• **Exercise aim**
Reproduce every entry below precisely; do not include the pictures.

(Dataset items)

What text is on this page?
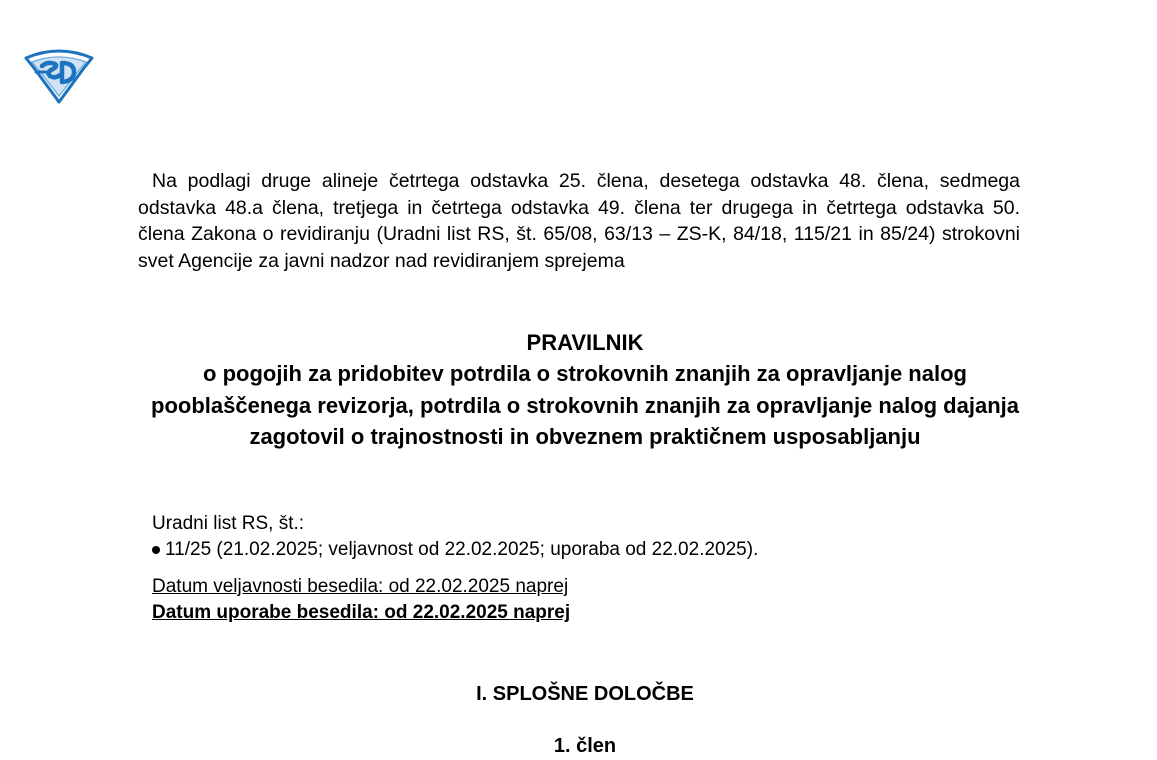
Na podlagi druge alineje četrtega odstavka 25. člena, desetega odstavka 48. člena, sedmega odstavka 48.a člena, tretjega in četrtega odstavka 49. člena ter drugega in četrtega odstavka 50. člena Zakona o revidiranju (Uradni list RS, št. 65/08, 63/13 – ZS-K, 84/18, 115/21 in 85/24) strokovni svet Agencije za javni nadzor nad revidiranjem sprejema

PRAVILNIK

o pogojih za pridobitev potrdila o strokovnih znanjih za opravljanje nalog pooblaščenega revizorja, potrdila o strokovnih znanjih za opravljanje nalog dajanja zagotovil o trajnostnosti in obveznem praktičnem usposabljanju

Uradni list RS, št.:

11/25 (21.02.2025; veljavnost od 22.02.2025; uporaba od 22.02.2025).

Datum veljavnosti besedila: od 22.02.2025 naprej

Datum uporabe besedila: od 22.02.2025 naprej

I. SPLOŠNE DOLOČBE

1. člen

• **Result**
What text is on this page?
Na podlagi druge alineje četrtega odstavka 25. člena, desetega odstavka 48. člena, sedmega odstavka 48.a člena, tretjega in četrtega odstavka 49. člena ter drugega in četrtega odstavka 50. člena Zakona o revidiranju (Uradni list RS, št. 65/08, 63/13 – ZS-K, 84/18, 115/21 in 85/24) strokovni svet Agencije za javni nadzor nad revidiranjem sprejema

PRAVILNIK

o pogojih za pridobitev potrdila o strokovnih znanjih za opravljanje nalog pooblaščenega revizorja, potrdila o strokovnih znanjih za opravljanje nalog dajanja zagotovil o trajnostnosti in obveznem praktičnem usposabljanju

Uradni list RS, št.:

11/25 (21.02.2025; veljavnost od 22.02.2025; uporaba od 22.02.2025).

Datum veljavnosti besedila: od 22.02.2025 naprej

Datum uporabe besedila: od 22.02.2025 naprej

I. SPLOŠNE DOLOČBE

1. člen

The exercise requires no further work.